[Dataset entries on figures]
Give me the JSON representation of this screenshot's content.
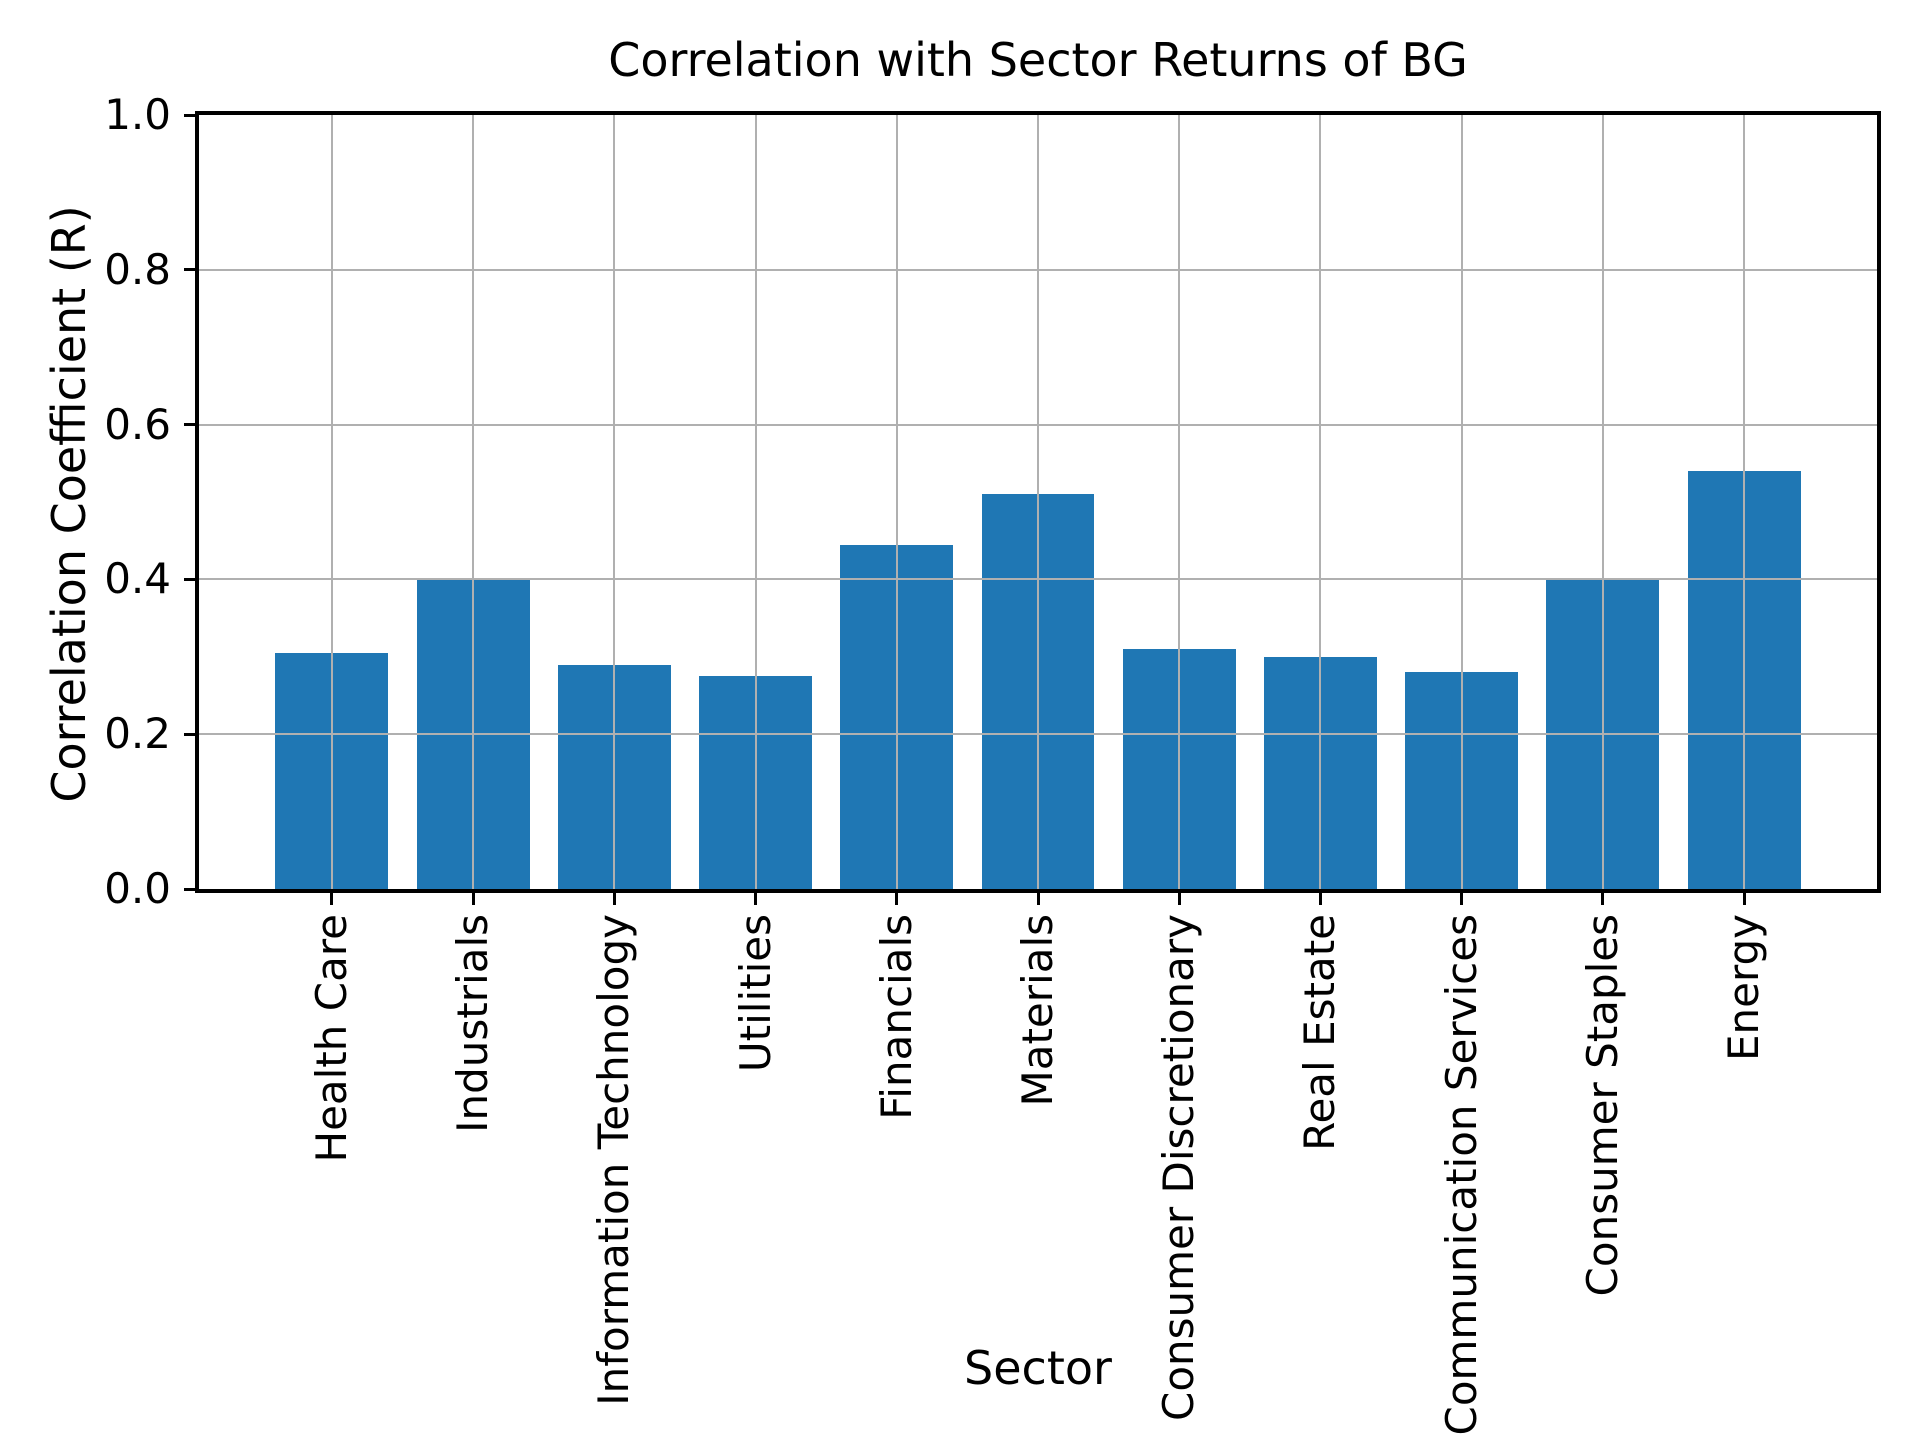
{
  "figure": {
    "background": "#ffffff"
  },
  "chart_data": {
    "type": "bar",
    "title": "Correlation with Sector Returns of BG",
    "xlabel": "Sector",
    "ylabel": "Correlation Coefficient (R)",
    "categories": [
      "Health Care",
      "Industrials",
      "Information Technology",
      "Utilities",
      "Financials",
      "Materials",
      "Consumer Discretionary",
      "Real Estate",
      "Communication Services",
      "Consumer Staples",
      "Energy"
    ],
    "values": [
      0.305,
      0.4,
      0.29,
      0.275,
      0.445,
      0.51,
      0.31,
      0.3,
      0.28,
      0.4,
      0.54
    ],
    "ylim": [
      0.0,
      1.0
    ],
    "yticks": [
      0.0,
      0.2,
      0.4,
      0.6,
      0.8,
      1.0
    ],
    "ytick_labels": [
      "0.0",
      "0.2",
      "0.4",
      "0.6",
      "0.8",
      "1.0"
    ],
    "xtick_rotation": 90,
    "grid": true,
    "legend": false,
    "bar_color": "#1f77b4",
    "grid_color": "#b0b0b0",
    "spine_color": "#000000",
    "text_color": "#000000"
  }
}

_Job_
Copy each line that holds the word "Sector".

_Output for this task_
    "title": "Correlation with Sector Returns of BG",
    "xlabel": "Sector",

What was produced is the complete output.